* [Record set]
======

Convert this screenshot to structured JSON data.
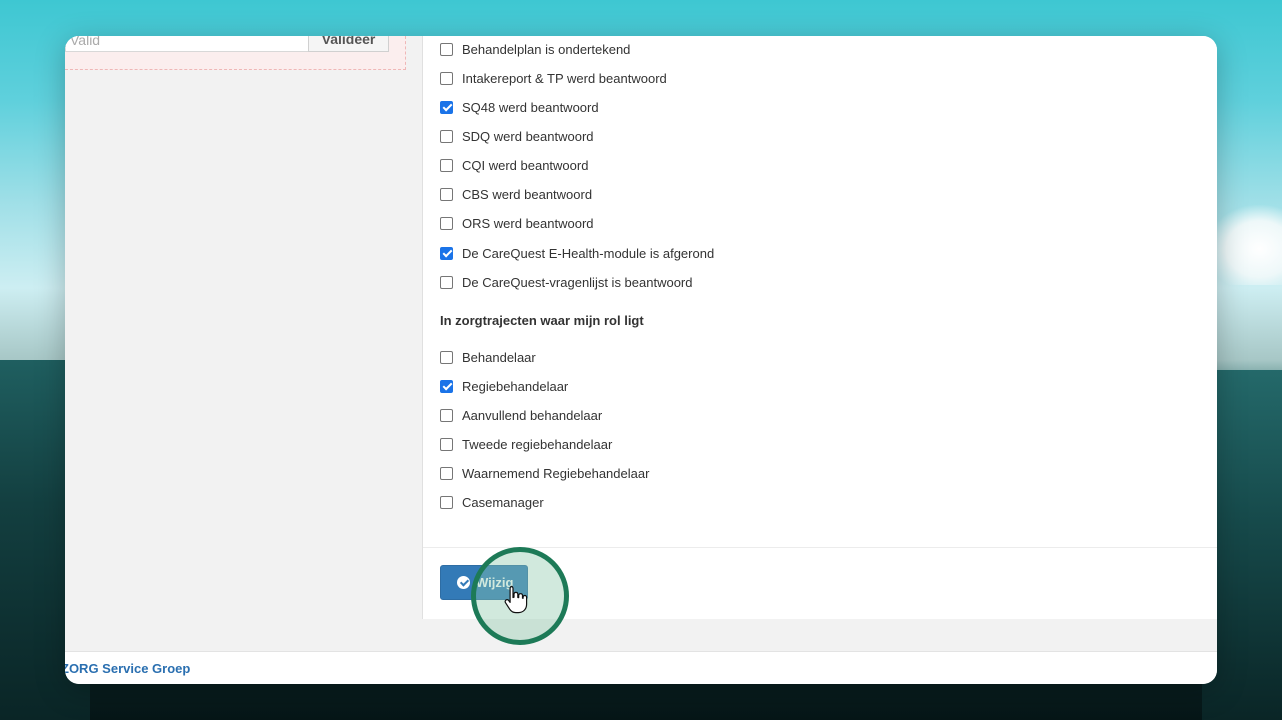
{
  "left_pane": {
    "validate_input_placeholder": "Valid",
    "validate_button_label": "Valideer"
  },
  "status_checkboxes": [
    {
      "label": "Behandelplan is ondertekend",
      "checked": false
    },
    {
      "label": "Intakereport & TP werd beantwoord",
      "checked": false
    },
    {
      "label": "SQ48 werd beantwoord",
      "checked": true
    },
    {
      "label": "SDQ werd beantwoord",
      "checked": false
    },
    {
      "label": "CQI werd beantwoord",
      "checked": false
    },
    {
      "label": "CBS werd beantwoord",
      "checked": false
    },
    {
      "label": "ORS werd beantwoord",
      "checked": false
    },
    {
      "label": "De CareQuest E-Health-module is afgerond",
      "checked": true
    },
    {
      "label": "De CareQuest-vragenlijst is beantwoord",
      "checked": false
    }
  ],
  "role_section": {
    "heading": "In zorgtrajecten waar mijn rol ligt",
    "roles": [
      {
        "label": "Behandelaar",
        "checked": false
      },
      {
        "label": "Regiebehandelaar",
        "checked": true
      },
      {
        "label": "Aanvullend behandelaar",
        "checked": false
      },
      {
        "label": "Tweede regiebehandelaar",
        "checked": false
      },
      {
        "label": "Waarnemend Regiebehandelaar",
        "checked": false
      },
      {
        "label": "Casemanager",
        "checked": false
      }
    ]
  },
  "form_footer": {
    "submit_label": "Wijzig",
    "submit_icon": "check-circle-icon"
  },
  "app_footer": {
    "brand": "ZORG Service Groep"
  },
  "colors": {
    "primary_button": "#337ab7",
    "checkbox_checked": "#1a73e8",
    "click_highlight": "#1d7a57",
    "footer_brand": "#2a6fb0"
  }
}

======

* [Prompt]
Make an exact copy of every entry above, minus the images.

* [Result below]
Convert this screenshot to structured JSON data.
{
  "left_pane": {
    "validate_input_placeholder": "Valid",
    "validate_button_label": "Valideer"
  },
  "status_checkboxes": [
    {
      "label": "Behandelplan is ondertekend",
      "checked": false
    },
    {
      "label": "Intakereport & TP werd beantwoord",
      "checked": false
    },
    {
      "label": "SQ48 werd beantwoord",
      "checked": true
    },
    {
      "label": "SDQ werd beantwoord",
      "checked": false
    },
    {
      "label": "CQI werd beantwoord",
      "checked": false
    },
    {
      "label": "CBS werd beantwoord",
      "checked": false
    },
    {
      "label": "ORS werd beantwoord",
      "checked": false
    },
    {
      "label": "De CareQuest E-Health-module is afgerond",
      "checked": true
    },
    {
      "label": "De CareQuest-vragenlijst is beantwoord",
      "checked": false
    }
  ],
  "role_section": {
    "heading": "In zorgtrajecten waar mijn rol ligt",
    "roles": [
      {
        "label": "Behandelaar",
        "checked": false
      },
      {
        "label": "Regiebehandelaar",
        "checked": true
      },
      {
        "label": "Aanvullend behandelaar",
        "checked": false
      },
      {
        "label": "Tweede regiebehandelaar",
        "checked": false
      },
      {
        "label": "Waarnemend Regiebehandelaar",
        "checked": false
      },
      {
        "label": "Casemanager",
        "checked": false
      }
    ]
  },
  "form_footer": {
    "submit_label": "Wijzig",
    "submit_icon": "check-circle-icon"
  },
  "app_footer": {
    "brand": "ZORG Service Groep"
  },
  "colors": {
    "primary_button": "#337ab7",
    "checkbox_checked": "#1a73e8",
    "click_highlight": "#1d7a57",
    "footer_brand": "#2a6fb0"
  }
}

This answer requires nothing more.